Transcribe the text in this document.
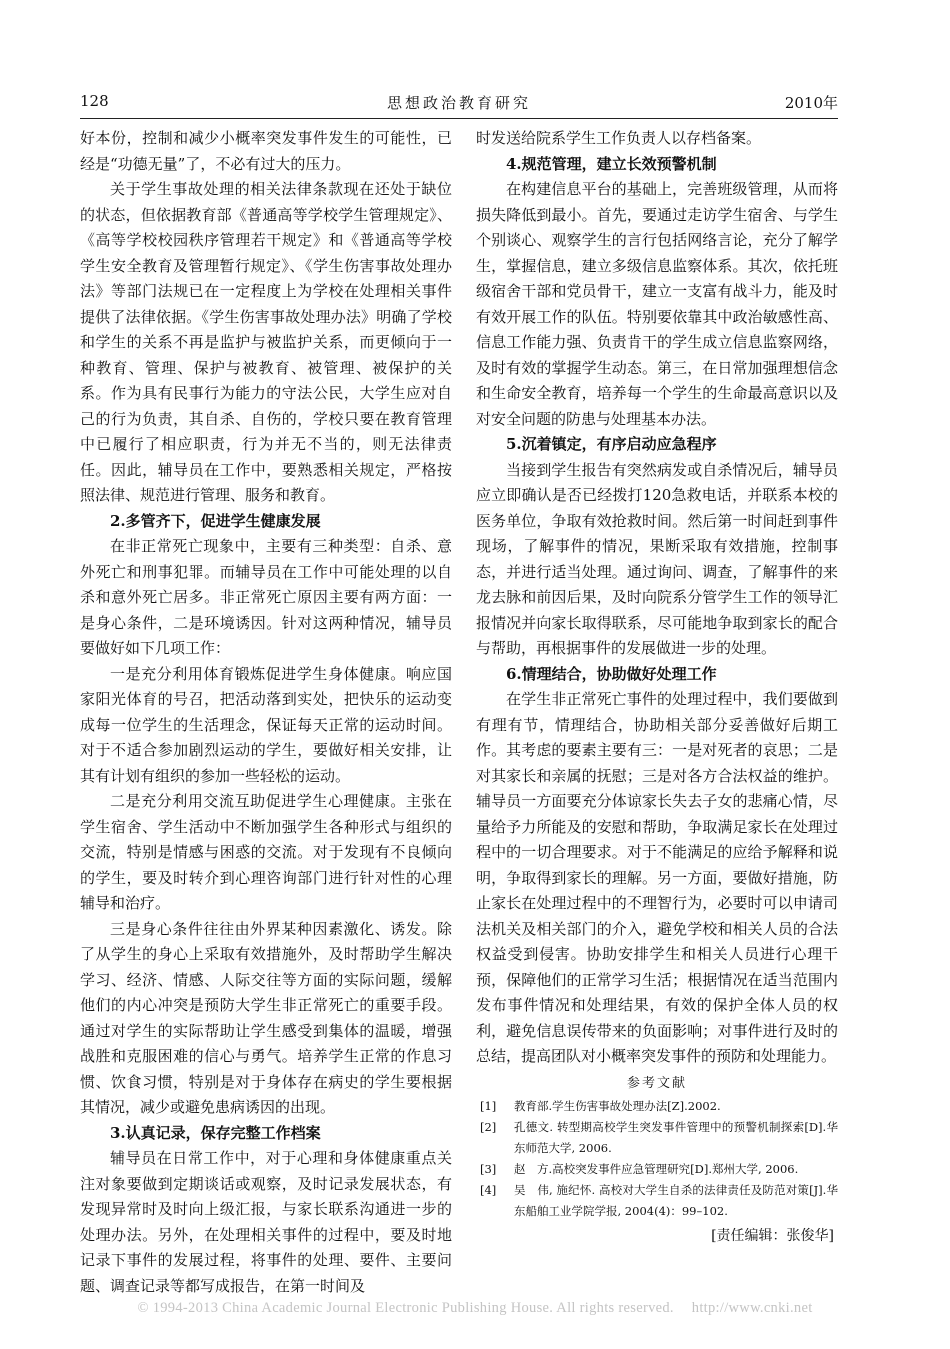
128	思想政治教育研究	2010年

好本份，控制和减少小概率突发事件发生的可能性，已经是“功德无量”了，不必有过大的压力。

关于学生事故处理的相关法律条款现在还处于缺位的状态，但依据教育部《普通高等学校学生管理规定》、《高等学校校园秩序管理若干规定》和《普通高等学校学生安全教育及管理暂行规定》、《学生伤害事故处理办法》等部门法规已在一定程度上为学校在处理相关事件提供了法律依据。《学生伤害事故处理办法》明确了学校和学生的关系不再是监护与被监护关系，而更倾向于一种教育、管理、保护与被教育、被管理、被保护的关系。作为具有民事行为能力的守法公民，大学生应对自己的行为负责，其自杀、自伤的，学校只要在教育管理中已履行了相应职责，行为并无不当的，则无法律责任。因此，辅导员在工作中，要熟悉相关规定，严格按照法律、规范进行管理、服务和教育。

2.多管齐下，促进学生健康发展

在非正常死亡现象中，主要有三种类型：自杀、意外死亡和刑事犯罪。而辅导员在工作中可能处理的以自杀和意外死亡居多。非正常死亡原因主要有两方面：一是身心条件，二是环境诱因。针对这两种情况，辅导员要做好如下几项工作：

一是充分利用体育锻炼促进学生身体健康。响应国家阳光体育的号召，把活动落到实处，把快乐的运动变成每一位学生的生活理念，保证每天正常的运动时间。对于不适合参加剧烈运动的学生，要做好相关安排，让其有计划有组织的参加一些轻松的运动。

二是充分利用交流互助促进学生心理健康。主张在学生宿舍、学生活动中不断加强学生各种形式与组织的交流，特别是情感与困惑的交流。对于发现有不良倾向的学生，要及时转介到心理咨询部门进行针对性的心理辅导和治疗。

三是身心条件往往由外界某种因素激化、诱发。除了从学生的身心上采取有效措施外，及时帮助学生解决学习、经济、情感、人际交往等方面的实际问题，缓解他们的内心冲突是预防大学生非正常死亡的重要手段。通过对学生的实际帮助让学生感受到集体的温暖，增强战胜和克服困难的信心与勇气。培养学生正常的作息习惯、饮食习惯，特别是对于身体存在病史的学生要根据其情况，减少或避免患病诱因的出现。

3.认真记录，保存完整工作档案

辅导员在日常工作中，对于心理和身体健康重点关注对象要做到定期谈话或观察，及时记录发展状态，有发现异常时及时向上级汇报，与家长联系沟通进一步的处理办法。另外，在处理相关事件的过程中，要及时地记录下事件的发展过程，将事件的处理、要件、主要问题、调查记录等都写成报告，在第一时间及

时发送给院系学生工作负责人以存档备案。

4.规范管理，建立长效预警机制

在构建信息平台的基础上，完善班级管理，从而将损失降低到最小。首先，要通过走访学生宿舍、与学生个别谈心、观察学生的言行包括网络言论，充分了解学生，掌握信息，建立多级信息监察体系。其次，依托班级宿舍干部和党员骨干，建立一支富有战斗力，能及时有效开展工作的队伍。特别要依靠其中政治敏感性高、信息工作能力强、负责肯干的学生成立信息监察网络，及时有效的掌握学生动态。第三，在日常加强理想信念和生命安全教育，培养每一个学生的生命最高意识以及对安全问题的防患与处理基本办法。

5.沉着镇定，有序启动应急程序

当接到学生报告有突然病发或自杀情况后，辅导员应立即确认是否已经拨打120急救电话，并联系本校的医务单位，争取有效抢救时间。然后第一时间赶到事件现场，了解事件的情况，果断采取有效措施，控制事态，并进行适当处理。通过询问、调查，了解事件的来龙去脉和前因后果，及时向院系分管学生工作的领导汇报情况并向家长取得联系，尽可能地争取到家长的配合与帮助，再根据事件的发展做进一步的处理。

6.情理结合，协助做好处理工作

在学生非正常死亡事件的处理过程中，我们要做到有理有节，情理结合，协助相关部分妥善做好后期工作。其考虑的要素主要有三：一是对死者的哀思；二是对其家长和亲属的抚慰；三是对各方合法权益的维护。辅导员一方面要充分体谅家长失去子女的悲痛心情，尽量给予力所能及的安慰和帮助，争取满足家长在处理过程中的一切合理要求。对于不能满足的应给予解释和说明，争取得到家长的理解。另一方面，要做好措施，防止家长在处理过程中的不理智行为，必要时可以申请司法机关及相关部门的介入，避免学校和相关人员的合法权益受到侵害。协助安排学生和相关人员进行心理干预，保障他们的正常学习生活；根据情况在适当范围内发布事件情况和处理结果，有效的保护全体人员的权利，避免信息误传带来的负面影响；对事件进行及时的总结，提高团队对小概率突发事件的预防和处理能力。

参考文献
[1] 教育部.学生伤害事故处理办法[Z].2002.
[2] 孔德文. 转型期高校学生突发事件管理中的预警机制探索[D].华东师范大学, 2006.
[3] 赵　方.高校突发事件应急管理研究[D].郑州大学, 2006.
[4] 吴　伟, 施纪怀. 高校对大学生自杀的法律责任及防范对策[J].华东船舶工业学院学报, 2004(4)：99–102.
[责任编辑：张俊华]
© 1994-2013 China Academic Journal Electronic Publishing House. All rights reserved. http://www.cnki.net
========
Required work: Copy each line from the records above that includes the string "学生伤害事故处理办法".

Reply:
关于学生事故处理的相关法律条款现在还处于缺位的状态，但依据教育部《普通高等学校学生管理规定》、《高等学校校园秩序管理若干规定》和《普通高等学校学生安全教育及管理暂行规定》、《学生伤害事故处理办法》等部门法规已在一定程度上为学校在处理相关事件提供了法律依据。《学生伤害事故处理办法》明确了学校和学生的关系不再是监护与被监护关系，而更倾向于一种教育、管理、保护与被教育、被管理、被保护的关系。作为具有民事行为能力的守法公民，大学生应对自己的行为负责，其自杀、自伤的，学校只要在教育管理中已履行了相应职责，行为并无不当的，则无法律责任。因此，辅导员在工作中，要熟悉相关规定，严格按照法律、规范进行管理、服务和教育。
[1] 教育部.学生伤害事故处理办法[Z].2002.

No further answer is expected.